§ **TASK DIRECTIONS**: In this exercise, return the whole listing exactly, excluding any images.

§ **PROVIDED ENTRIES**:
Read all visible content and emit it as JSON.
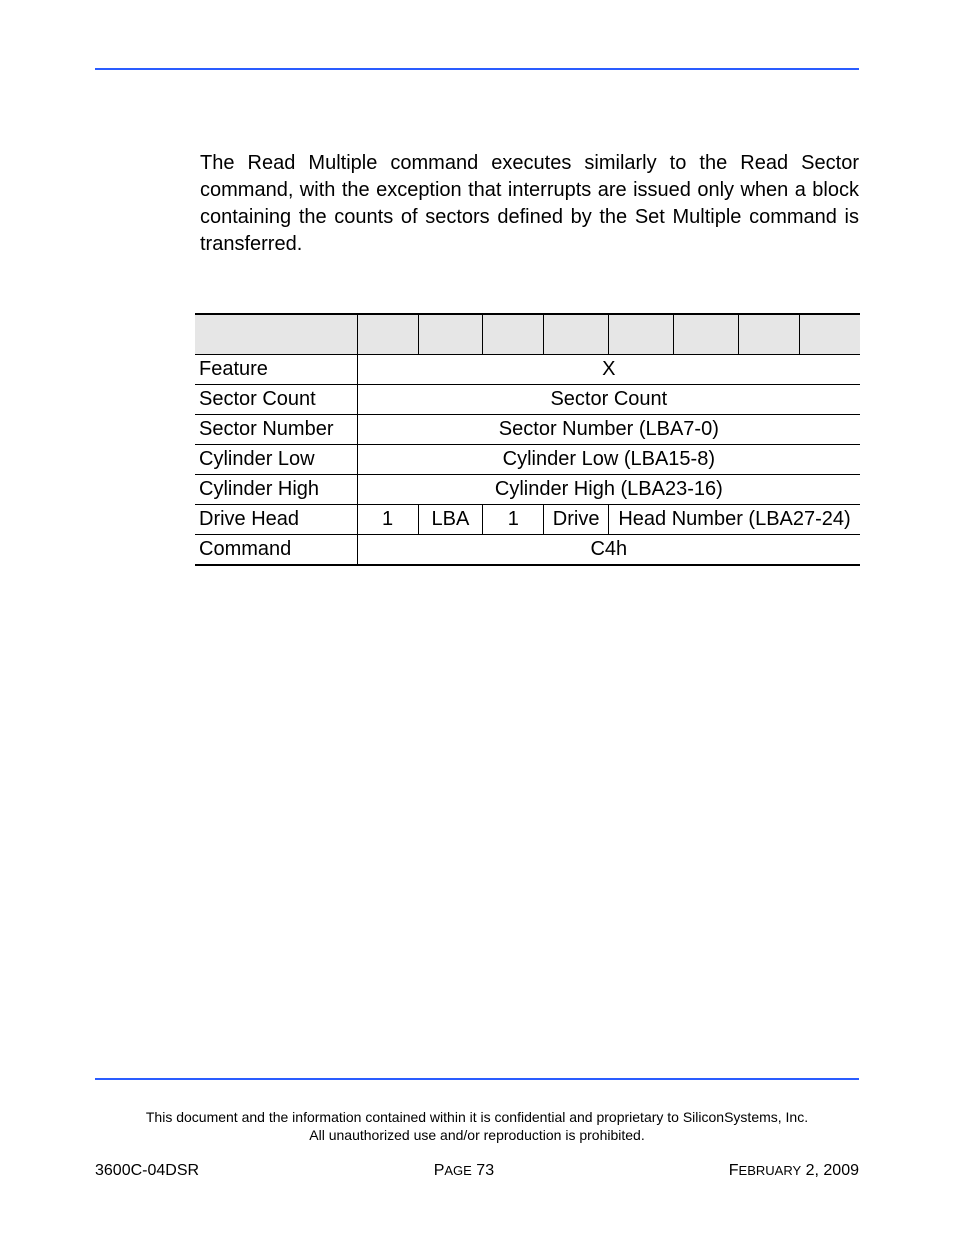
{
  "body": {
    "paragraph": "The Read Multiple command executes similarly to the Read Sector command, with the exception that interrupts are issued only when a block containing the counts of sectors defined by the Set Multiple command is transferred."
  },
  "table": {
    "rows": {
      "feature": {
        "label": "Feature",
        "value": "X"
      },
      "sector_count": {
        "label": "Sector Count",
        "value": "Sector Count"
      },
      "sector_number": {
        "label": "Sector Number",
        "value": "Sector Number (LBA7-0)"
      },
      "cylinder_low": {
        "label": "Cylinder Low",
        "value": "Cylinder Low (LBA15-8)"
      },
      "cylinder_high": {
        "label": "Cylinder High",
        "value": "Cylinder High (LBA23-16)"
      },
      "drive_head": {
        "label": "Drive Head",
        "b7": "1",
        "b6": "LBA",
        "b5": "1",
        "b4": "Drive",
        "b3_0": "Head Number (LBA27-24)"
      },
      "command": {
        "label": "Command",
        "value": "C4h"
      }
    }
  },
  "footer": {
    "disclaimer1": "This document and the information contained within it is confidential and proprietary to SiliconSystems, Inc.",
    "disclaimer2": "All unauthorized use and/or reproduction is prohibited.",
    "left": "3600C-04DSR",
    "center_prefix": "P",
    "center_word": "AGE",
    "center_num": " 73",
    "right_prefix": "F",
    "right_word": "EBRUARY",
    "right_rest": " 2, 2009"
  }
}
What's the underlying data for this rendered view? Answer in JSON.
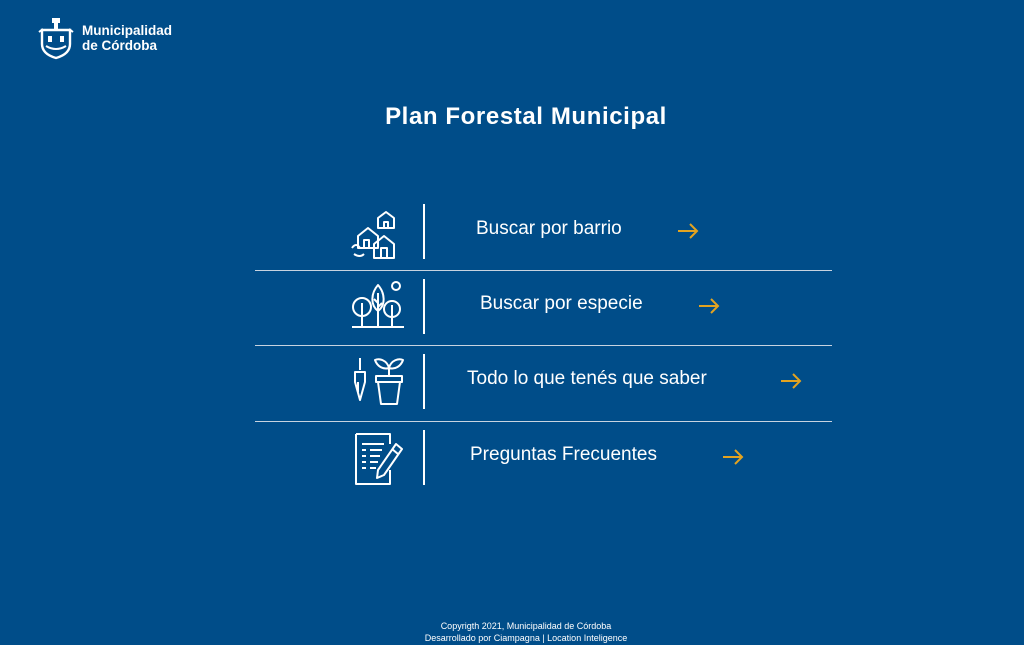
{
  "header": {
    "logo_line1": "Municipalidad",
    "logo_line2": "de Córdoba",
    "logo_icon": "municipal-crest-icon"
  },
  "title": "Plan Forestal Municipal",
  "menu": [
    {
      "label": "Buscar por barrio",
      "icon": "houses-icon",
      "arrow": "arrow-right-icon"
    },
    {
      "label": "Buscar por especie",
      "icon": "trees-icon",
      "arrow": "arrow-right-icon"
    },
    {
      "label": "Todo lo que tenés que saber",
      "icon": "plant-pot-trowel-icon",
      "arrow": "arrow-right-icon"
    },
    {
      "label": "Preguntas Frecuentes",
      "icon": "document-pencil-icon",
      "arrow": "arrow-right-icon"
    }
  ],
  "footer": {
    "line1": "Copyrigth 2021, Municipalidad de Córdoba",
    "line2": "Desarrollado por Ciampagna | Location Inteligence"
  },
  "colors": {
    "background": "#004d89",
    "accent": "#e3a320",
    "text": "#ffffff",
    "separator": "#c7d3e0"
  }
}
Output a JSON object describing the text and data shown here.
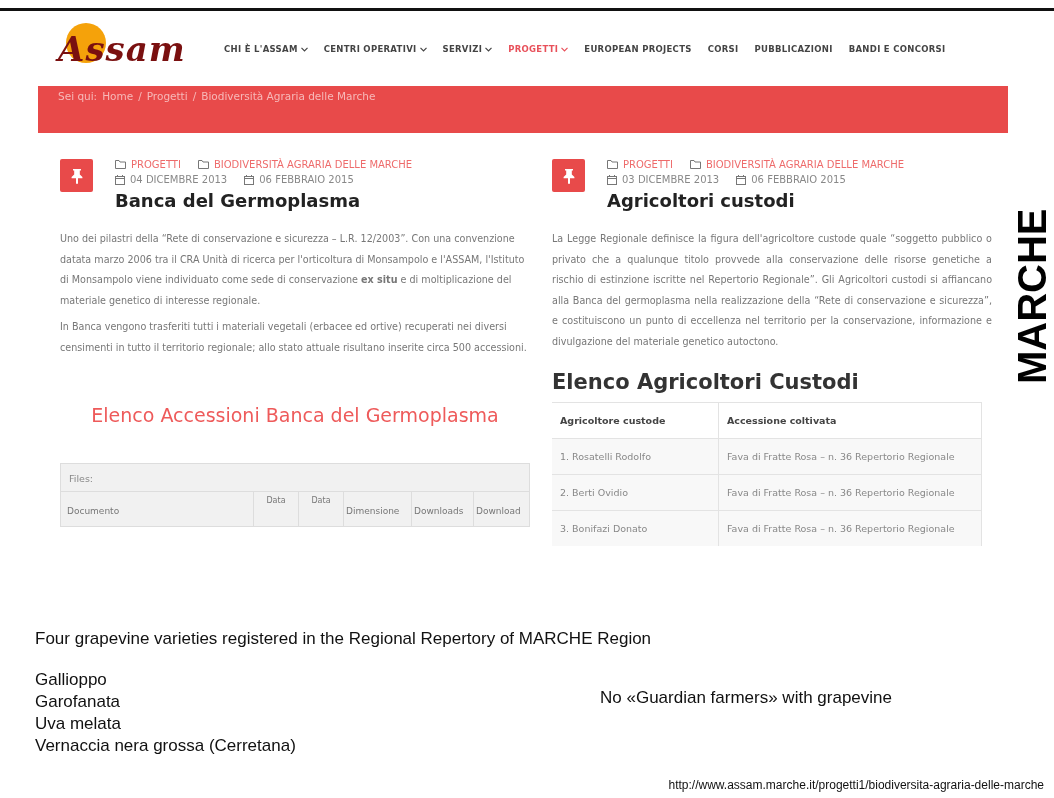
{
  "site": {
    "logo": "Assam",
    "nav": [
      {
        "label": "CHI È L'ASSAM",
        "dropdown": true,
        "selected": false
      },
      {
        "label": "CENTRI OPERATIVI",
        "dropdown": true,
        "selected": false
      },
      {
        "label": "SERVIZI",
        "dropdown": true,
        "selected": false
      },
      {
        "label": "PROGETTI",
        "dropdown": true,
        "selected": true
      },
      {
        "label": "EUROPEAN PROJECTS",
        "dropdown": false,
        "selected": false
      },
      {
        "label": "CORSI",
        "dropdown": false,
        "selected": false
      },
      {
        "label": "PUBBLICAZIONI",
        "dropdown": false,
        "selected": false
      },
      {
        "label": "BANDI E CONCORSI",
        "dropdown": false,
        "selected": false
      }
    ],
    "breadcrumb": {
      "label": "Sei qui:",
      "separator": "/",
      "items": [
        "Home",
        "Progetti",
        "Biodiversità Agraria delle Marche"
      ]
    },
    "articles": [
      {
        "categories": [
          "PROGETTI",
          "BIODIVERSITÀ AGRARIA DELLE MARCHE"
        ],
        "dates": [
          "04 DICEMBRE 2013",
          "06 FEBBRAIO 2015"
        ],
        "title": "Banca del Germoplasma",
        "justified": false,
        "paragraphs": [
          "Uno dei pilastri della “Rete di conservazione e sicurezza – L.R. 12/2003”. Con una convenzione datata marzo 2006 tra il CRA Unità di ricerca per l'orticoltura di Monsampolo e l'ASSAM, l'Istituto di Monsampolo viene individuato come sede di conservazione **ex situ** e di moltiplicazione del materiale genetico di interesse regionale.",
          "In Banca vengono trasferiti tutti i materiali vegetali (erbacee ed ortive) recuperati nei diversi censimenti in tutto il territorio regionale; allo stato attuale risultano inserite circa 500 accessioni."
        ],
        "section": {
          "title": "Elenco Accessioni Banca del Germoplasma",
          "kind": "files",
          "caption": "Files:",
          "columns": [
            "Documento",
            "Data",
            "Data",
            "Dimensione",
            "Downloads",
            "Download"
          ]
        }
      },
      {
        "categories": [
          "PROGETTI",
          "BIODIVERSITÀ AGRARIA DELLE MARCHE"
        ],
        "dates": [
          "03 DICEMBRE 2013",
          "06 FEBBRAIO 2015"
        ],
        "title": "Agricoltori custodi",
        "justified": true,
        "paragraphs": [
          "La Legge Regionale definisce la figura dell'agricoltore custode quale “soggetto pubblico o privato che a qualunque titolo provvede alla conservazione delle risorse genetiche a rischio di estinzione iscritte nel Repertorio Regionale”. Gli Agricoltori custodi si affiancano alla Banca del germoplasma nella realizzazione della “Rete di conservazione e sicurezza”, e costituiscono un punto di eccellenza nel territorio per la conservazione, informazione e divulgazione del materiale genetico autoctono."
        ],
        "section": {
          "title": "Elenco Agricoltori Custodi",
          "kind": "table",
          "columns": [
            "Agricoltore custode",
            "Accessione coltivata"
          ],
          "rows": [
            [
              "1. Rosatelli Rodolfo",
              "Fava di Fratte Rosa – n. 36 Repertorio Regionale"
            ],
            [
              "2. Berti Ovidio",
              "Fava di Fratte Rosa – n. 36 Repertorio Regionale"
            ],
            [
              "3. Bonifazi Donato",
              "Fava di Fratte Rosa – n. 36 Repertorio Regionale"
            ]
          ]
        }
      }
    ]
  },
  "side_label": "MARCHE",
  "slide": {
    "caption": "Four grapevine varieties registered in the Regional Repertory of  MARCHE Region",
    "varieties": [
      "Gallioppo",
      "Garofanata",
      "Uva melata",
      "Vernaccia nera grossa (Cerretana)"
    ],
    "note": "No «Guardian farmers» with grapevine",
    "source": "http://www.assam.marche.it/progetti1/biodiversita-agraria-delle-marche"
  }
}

§ **SOLVED EXERCISE**:
Read all visible content and emit it as JSON.
{
  "body": {
    "paragraph": "The Read Multiple command executes similarly to the Read Sector command, with the exception that interrupts are issued only when a block containing the counts of sectors defined by the Set Multiple command is transferred."
  },
  "table": {
    "rows": {
      "feature": {
        "label": "Feature",
        "value": "X"
      },
      "sector_count": {
        "label": "Sector Count",
        "value": "Sector Count"
      },
      "sector_number": {
        "label": "Sector Number",
        "value": "Sector Number (LBA7-0)"
      },
      "cylinder_low": {
        "label": "Cylinder Low",
        "value": "Cylinder Low (LBA15-8)"
      },
      "cylinder_high": {
        "label": "Cylinder High",
        "value": "Cylinder High (LBA23-16)"
      },
      "drive_head": {
        "label": "Drive Head",
        "b7": "1",
        "b6": "LBA",
        "b5": "1",
        "b4": "Drive",
        "b3_0": "Head Number (LBA27-24)"
      },
      "command": {
        "label": "Command",
        "value": "C4h"
      }
    }
  },
  "footer": {
    "disclaimer1": "This document and the information contained within it is confidential and proprietary to SiliconSystems, Inc.",
    "disclaimer2": "All unauthorized use and/or reproduction is prohibited.",
    "left": "3600C-04DSR",
    "center_prefix": "P",
    "center_word": "AGE",
    "center_num": " 73",
    "right_prefix": "F",
    "right_word": "EBRUARY",
    "right_rest": " 2, 2009"
  }
}
What's the underlying data for this rendered view? Answer in JSON.
{
  "header": {
    "logo_line1": "Municipalidad",
    "logo_line2": "de Córdoba",
    "logo_icon": "municipal-crest-icon"
  },
  "title": "Plan Forestal Municipal",
  "menu": [
    {
      "label": "Buscar por barrio",
      "icon": "houses-icon",
      "arrow": "arrow-right-icon"
    },
    {
      "label": "Buscar por especie",
      "icon": "trees-icon",
      "arrow": "arrow-right-icon"
    },
    {
      "label": "Todo lo que tenés que saber",
      "icon": "plant-pot-trowel-icon",
      "arrow": "arrow-right-icon"
    },
    {
      "label": "Preguntas Frecuentes",
      "icon": "document-pencil-icon",
      "arrow": "arrow-right-icon"
    }
  ],
  "footer": {
    "line1": "Copyrigth 2021, Municipalidad de Córdoba",
    "line2": "Desarrollado por Ciampagna | Location Inteligence"
  },
  "colors": {
    "background": "#004d89",
    "accent": "#e3a320",
    "text": "#ffffff",
    "separator": "#c7d3e0"
  }
}
Output a JSON object describing the text and data shown here.
{
  "site": {
    "logo": "Assam",
    "nav": [
      {
        "label": "CHI È L'ASSAM",
        "dropdown": true,
        "selected": false
      },
      {
        "label": "CENTRI OPERATIVI",
        "dropdown": true,
        "selected": false
      },
      {
        "label": "SERVIZI",
        "dropdown": true,
        "selected": false
      },
      {
        "label": "PROGETTI",
        "dropdown": true,
        "selected": true
      },
      {
        "label": "EUROPEAN PROJECTS",
        "dropdown": false,
        "selected": false
      },
      {
        "label": "CORSI",
        "dropdown": false,
        "selected": false
      },
      {
        "label": "PUBBLICAZIONI",
        "dropdown": false,
        "selected": false
      },
      {
        "label": "BANDI E CONCORSI",
        "dropdown": false,
        "selected": false
      }
    ],
    "breadcrumb": {
      "label": "Sei qui:",
      "separator": "/",
      "items": [
        "Home",
        "Progetti",
        "Biodiversità Agraria delle Marche"
      ]
    },
    "articles": [
      {
        "categories": [
          "PROGETTI",
          "BIODIVERSITÀ AGRARIA DELLE MARCHE"
        ],
        "dates": [
          "04 DICEMBRE 2013",
          "06 FEBBRAIO 2015"
        ],
        "title": "Banca del Germoplasma",
        "justified": false,
        "paragraphs": [
          "Uno dei pilastri della “Rete di conservazione e sicurezza – L.R. 12/2003”. Con una convenzione datata marzo 2006 tra il CRA Unità di ricerca per l'orticoltura di Monsampolo e l'ASSAM, l'Istituto di Monsampolo viene individuato come sede di conservazione **ex situ** e di moltiplicazione del materiale genetico di interesse regionale.",
          "In Banca vengono trasferiti tutti i materiali vegetali (erbacee ed ortive) recuperati nei diversi censimenti in tutto il territorio regionale; allo stato attuale risultano inserite circa 500 accessioni."
        ],
        "section": {
          "title": "Elenco Accessioni Banca del Germoplasma",
          "kind": "files",
          "caption": "Files:",
          "columns": [
            "Documento",
            "Data",
            "Data",
            "Dimensione",
            "Downloads",
            "Download"
          ]
        }
      },
      {
        "categories": [
          "PROGETTI",
          "BIODIVERSITÀ AGRARIA DELLE MARCHE"
        ],
        "dates": [
          "03 DICEMBRE 2013",
          "06 FEBBRAIO 2015"
        ],
        "title": "Agricoltori custodi",
        "justified": true,
        "paragraphs": [
          "La Legge Regionale definisce la figura dell'agricoltore custode quale “soggetto pubblico o privato che a qualunque titolo provvede alla conservazione delle risorse genetiche a rischio di estinzione iscritte nel Repertorio Regionale”. Gli Agricoltori custodi si affiancano alla Banca del germoplasma nella realizzazione della “Rete di conservazione e sicurezza”, e costituiscono un punto di eccellenza nel territorio per la conservazione, informazione e divulgazione del materiale genetico autoctono."
        ],
        "section": {
          "title": "Elenco Agricoltori Custodi",
          "kind": "table",
          "columns": [
            "Agricoltore custode",
            "Accessione coltivata"
          ],
          "rows": [
            [
              "1. Rosatelli Rodolfo",
              "Fava di Fratte Rosa – n. 36 Repertorio Regionale"
            ],
            [
              "2. Berti Ovidio",
              "Fava di Fratte Rosa – n. 36 Repertorio Regionale"
            ],
            [
              "3. Bonifazi Donato",
              "Fava di Fratte Rosa – n. 36 Repertorio Regionale"
            ]
          ]
        }
      }
    ]
  },
  "side_label": "MARCHE",
  "slide": {
    "caption": "Four grapevine varieties registered in the Regional Repertory of  MARCHE Region",
    "varieties": [
      "Gallioppo",
      "Garofanata",
      "Uva melata",
      "Vernaccia nera grossa (Cerretana)"
    ],
    "note": "No «Guardian farmers» with grapevine",
    "source": "http://www.assam.marche.it/progetti1/biodiversita-agraria-delle-marche"
  }
}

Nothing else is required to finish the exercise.